**WHAT TO DO:** The required output is the exact run of lines from the line containing "Extract the structured" to the line containing "Output a JSON", inclusive, and nothing besides.

**SOURCE DATA:**
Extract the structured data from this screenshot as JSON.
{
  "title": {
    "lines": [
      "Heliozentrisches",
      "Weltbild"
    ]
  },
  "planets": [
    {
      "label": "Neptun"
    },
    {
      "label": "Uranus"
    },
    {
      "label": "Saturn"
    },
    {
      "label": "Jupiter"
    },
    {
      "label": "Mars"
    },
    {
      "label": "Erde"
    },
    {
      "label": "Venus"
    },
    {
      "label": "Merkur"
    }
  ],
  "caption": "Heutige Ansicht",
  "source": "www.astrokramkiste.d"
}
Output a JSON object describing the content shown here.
---
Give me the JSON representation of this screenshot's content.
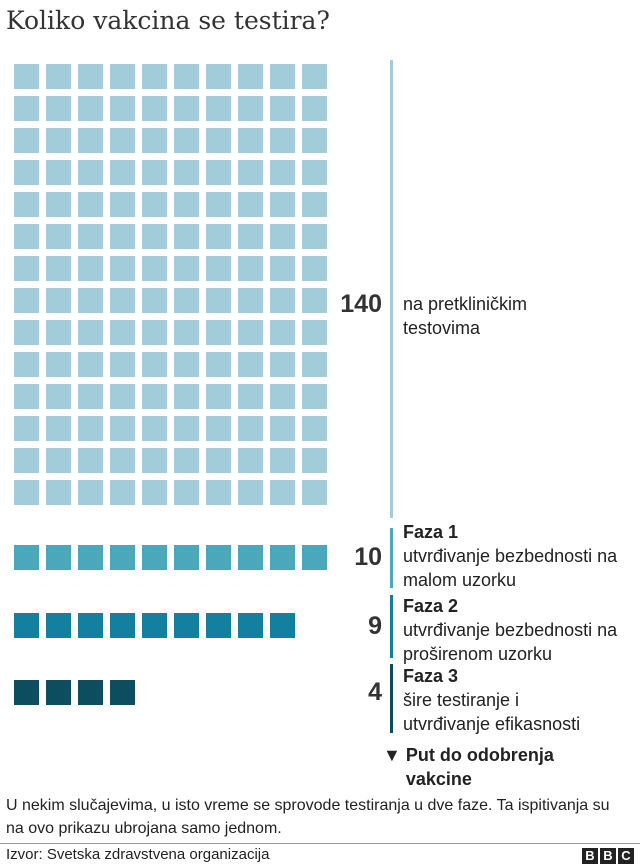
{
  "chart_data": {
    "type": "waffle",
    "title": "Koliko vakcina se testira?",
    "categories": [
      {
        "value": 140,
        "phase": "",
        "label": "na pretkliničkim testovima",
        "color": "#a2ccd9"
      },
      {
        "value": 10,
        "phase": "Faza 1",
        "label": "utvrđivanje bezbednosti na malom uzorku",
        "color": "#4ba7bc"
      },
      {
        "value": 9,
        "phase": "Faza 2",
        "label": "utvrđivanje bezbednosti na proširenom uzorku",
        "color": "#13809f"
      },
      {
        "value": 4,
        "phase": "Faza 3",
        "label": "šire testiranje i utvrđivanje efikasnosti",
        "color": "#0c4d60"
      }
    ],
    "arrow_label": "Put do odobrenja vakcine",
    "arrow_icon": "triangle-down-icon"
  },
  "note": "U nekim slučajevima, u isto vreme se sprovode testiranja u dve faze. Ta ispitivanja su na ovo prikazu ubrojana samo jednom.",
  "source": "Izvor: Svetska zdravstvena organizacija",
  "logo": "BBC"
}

**RESULT OF THIS TASK:**
Extract the structured data from this screenshot as JSON.
{
  "title": {
    "lines": [
      "Heliozentrisches",
      "Weltbild"
    ]
  },
  "planets": [
    {
      "label": "Neptun"
    },
    {
      "label": "Uranus"
    },
    {
      "label": "Saturn"
    },
    {
      "label": "Jupiter"
    },
    {
      "label": "Mars"
    },
    {
      "label": "Erde"
    },
    {
      "label": "Venus"
    },
    {
      "label": "Merkur"
    }
  ],
  "caption": "Heutige Ansicht",
  "source": "www.astrokramkiste.d"
}
Output a JSON object describing the content shown here.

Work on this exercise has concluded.